--- START OF Dataset records ---

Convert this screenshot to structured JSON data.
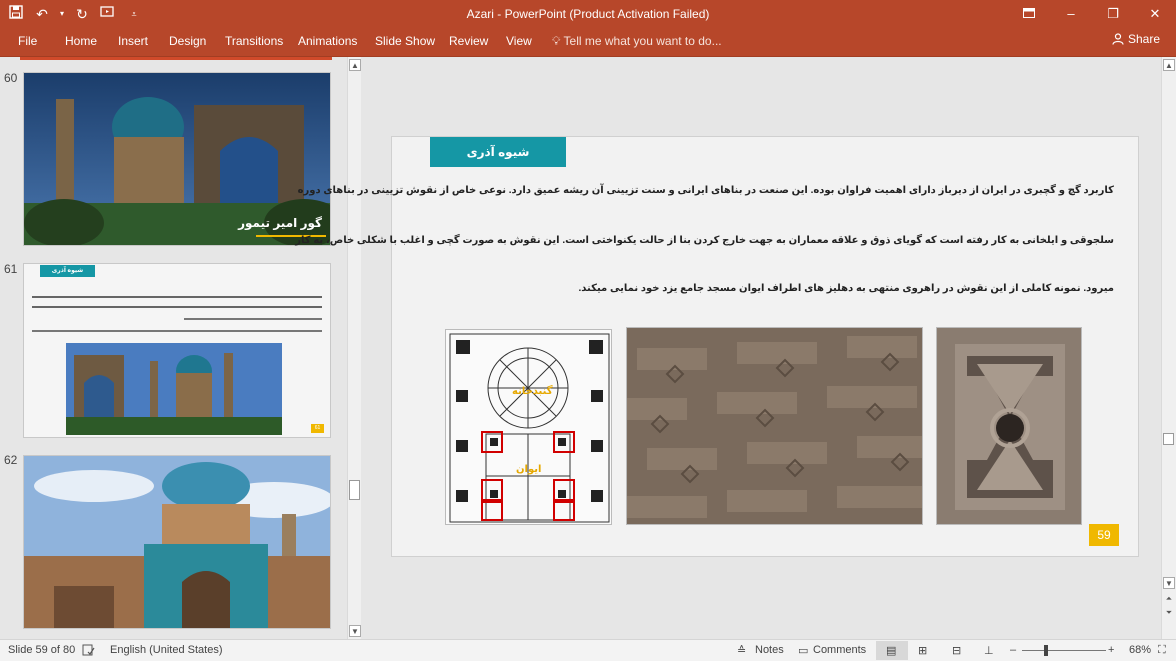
{
  "app": {
    "title": "Azari - PowerPoint (Product Activation Failed)"
  },
  "ribbon": {
    "tabs": [
      "File",
      "Home",
      "Insert",
      "Design",
      "Transitions",
      "Animations",
      "Slide Show",
      "Review",
      "View"
    ],
    "tell_me": "Tell me what you want to do...",
    "share": "Share"
  },
  "thumbnails": [
    {
      "number": "60",
      "caption": "گور امیر تیمور"
    },
    {
      "number": "61",
      "title": "شیوه آذری",
      "badge": "61"
    },
    {
      "number": "62"
    }
  ],
  "slide": {
    "title": "شیوه آذری",
    "lines": [
      "کاربرد گچ و گچبری در ایران از دیرباز دارای اهمیت فراوان بوده. این صنعت در بناهای ایرانی و سنت تزیینی آن ریشه عمیق دارد. نوعی خاص از نقوش تزیینی در بناهای دوره",
      "سلجوقی و ایلخانی به کار رفته است که گویای ذوق و علاقه معماران به جهت خارج کردن بنا از حالت یکنواختی است. این نقوش به صورت گچی و اغلب با شکلی خاص، به کار",
      "میرود. نمونه کاملی از این نقوش در راهروی منتهی به دهلیز های اطراف ایوان مسجد جامع یزد خود نمایی میکند."
    ],
    "plan_labels": {
      "dome": "گنبدخانه",
      "iwan": "ایوان"
    },
    "number": "59"
  },
  "status": {
    "slide_info": "Slide 59 of 80",
    "language": "English (United States)",
    "notes": "Notes",
    "comments": "Comments",
    "zoom": "68%"
  }
}
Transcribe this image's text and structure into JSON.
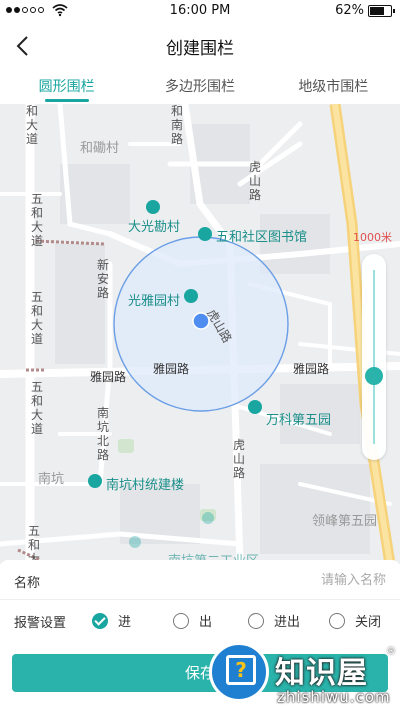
{
  "status_bar": {
    "time": "16:00 PM",
    "battery": "62%",
    "battery_level": 0.62
  },
  "header": {
    "title": "创建围栏",
    "back_icon": "chevron-left-icon"
  },
  "tabs": [
    {
      "label": "圆形围栏",
      "active": true
    },
    {
      "label": "多边形围栏",
      "active": false
    },
    {
      "label": "地级市围栏",
      "active": false
    }
  ],
  "map": {
    "scale_label": "1000米",
    "zoom_level": 0.45,
    "labels": {
      "hedadao_top": "和大道",
      "helicun": "和磡村",
      "henanlu": "和南路",
      "wuhedadao_left": "五和大道",
      "wuhedadao_left2": "五和大道",
      "wuhedadao_left3": "五和大道",
      "wuhedadao_bottom": "五和大",
      "huluntop": "虎山路",
      "daguangkan": "大光勘村",
      "library": "五和社区图书馆",
      "xinanlu": "新安路",
      "guangya": "光雅园村",
      "hushanlu_mid": "虎山路",
      "yayuanlu_mid": "雅园路",
      "yayuanlu_left": "雅园路",
      "yayuanlu_right": "雅园路",
      "vanke": "万科第五园",
      "nankengbei": "南坑北路",
      "hushanlu_bottom": "虎山路",
      "nankeng": "南坑",
      "nankengcun": "南坑村统建楼",
      "lingfeng": "领峰第五园",
      "bottom_partial": "南坑第二工业区"
    }
  },
  "form": {
    "name_label": "名称",
    "name_placeholder": "请输入名称",
    "name_value": "",
    "alarm_label": "报警设置",
    "alarm_options": [
      {
        "label": "进",
        "selected": true
      },
      {
        "label": "出",
        "selected": false
      },
      {
        "label": "进出",
        "selected": false
      },
      {
        "label": "关闭",
        "selected": false
      }
    ],
    "save_label": "保存"
  },
  "watermark": {
    "cn": "知识屋",
    "en": "zhishiwu.com",
    "reg": "®",
    "badge_icon": "question-monitor-icon"
  },
  "colors": {
    "accent": "#29b3aa",
    "fence_fill": "#dfe9fb",
    "fence_stroke": "#6a9ee6",
    "center_dot": "#4f8ef0",
    "scale_text": "#e05050"
  }
}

--- END OF Dataset records ---

> Given request
Leave out the pictures and print every line of the data exactly.

> Finished task
Convert this screenshot to structured JSON data.
{
  "app": {
    "title": "Azari - PowerPoint (Product Activation Failed)"
  },
  "ribbon": {
    "tabs": [
      "File",
      "Home",
      "Insert",
      "Design",
      "Transitions",
      "Animations",
      "Slide Show",
      "Review",
      "View"
    ],
    "tell_me": "Tell me what you want to do...",
    "share": "Share"
  },
  "thumbnails": [
    {
      "number": "60",
      "caption": "گور امیر تیمور"
    },
    {
      "number": "61",
      "title": "شیوه آذری",
      "badge": "61"
    },
    {
      "number": "62"
    }
  ],
  "slide": {
    "title": "شیوه آذری",
    "lines": [
      "کاربرد گچ و گچبری در ایران از دیرباز دارای اهمیت فراوان بوده. این صنعت در بناهای ایرانی و سنت تزیینی آن ریشه عمیق دارد. نوعی خاص از نقوش تزیینی در بناهای دوره",
      "سلجوقی و ایلخانی به کار رفته است که گویای ذوق و علاقه معماران به جهت خارج کردن بنا از حالت یکنواختی است. این نقوش به صورت گچی و اغلب با شکلی خاص، به کار",
      "میرود. نمونه کاملی از این نقوش در راهروی منتهی به دهلیز های اطراف ایوان مسجد جامع یزد خود نمایی میکند."
    ],
    "plan_labels": {
      "dome": "گنبدخانه",
      "iwan": "ایوان"
    },
    "number": "59"
  },
  "status": {
    "slide_info": "Slide 59 of 80",
    "language": "English (United States)",
    "notes": "Notes",
    "comments": "Comments",
    "zoom": "68%"
  }
}
Transcribe this image's text and structure into JSON.
{
  "status_bar": {
    "time": "16:00 PM",
    "battery": "62%",
    "battery_level": 0.62
  },
  "header": {
    "title": "创建围栏",
    "back_icon": "chevron-left-icon"
  },
  "tabs": [
    {
      "label": "圆形围栏",
      "active": true
    },
    {
      "label": "多边形围栏",
      "active": false
    },
    {
      "label": "地级市围栏",
      "active": false
    }
  ],
  "map": {
    "scale_label": "1000米",
    "zoom_level": 0.45,
    "labels": {
      "hedadao_top": "和大道",
      "helicun": "和磡村",
      "henanlu": "和南路",
      "wuhedadao_left": "五和大道",
      "wuhedadao_left2": "五和大道",
      "wuhedadao_left3": "五和大道",
      "wuhedadao_bottom": "五和大",
      "huluntop": "虎山路",
      "daguangkan": "大光勘村",
      "library": "五和社区图书馆",
      "xinanlu": "新安路",
      "guangya": "光雅园村",
      "hushanlu_mid": "虎山路",
      "yayuanlu_mid": "雅园路",
      "yayuanlu_left": "雅园路",
      "yayuanlu_right": "雅园路",
      "vanke": "万科第五园",
      "nankengbei": "南坑北路",
      "hushanlu_bottom": "虎山路",
      "nankeng": "南坑",
      "nankengcun": "南坑村统建楼",
      "lingfeng": "领峰第五园",
      "bottom_partial": "南坑第二工业区"
    }
  },
  "form": {
    "name_label": "名称",
    "name_placeholder": "请输入名称",
    "name_value": "",
    "alarm_label": "报警设置",
    "alarm_options": [
      {
        "label": "进",
        "selected": true
      },
      {
        "label": "出",
        "selected": false
      },
      {
        "label": "进出",
        "selected": false
      },
      {
        "label": "关闭",
        "selected": false
      }
    ],
    "save_label": "保存"
  },
  "watermark": {
    "cn": "知识屋",
    "en": "zhishiwu.com",
    "reg": "®",
    "badge_icon": "question-monitor-icon"
  },
  "colors": {
    "accent": "#29b3aa",
    "fence_fill": "#dfe9fb",
    "fence_stroke": "#6a9ee6",
    "center_dot": "#4f8ef0",
    "scale_text": "#e05050"
  }
}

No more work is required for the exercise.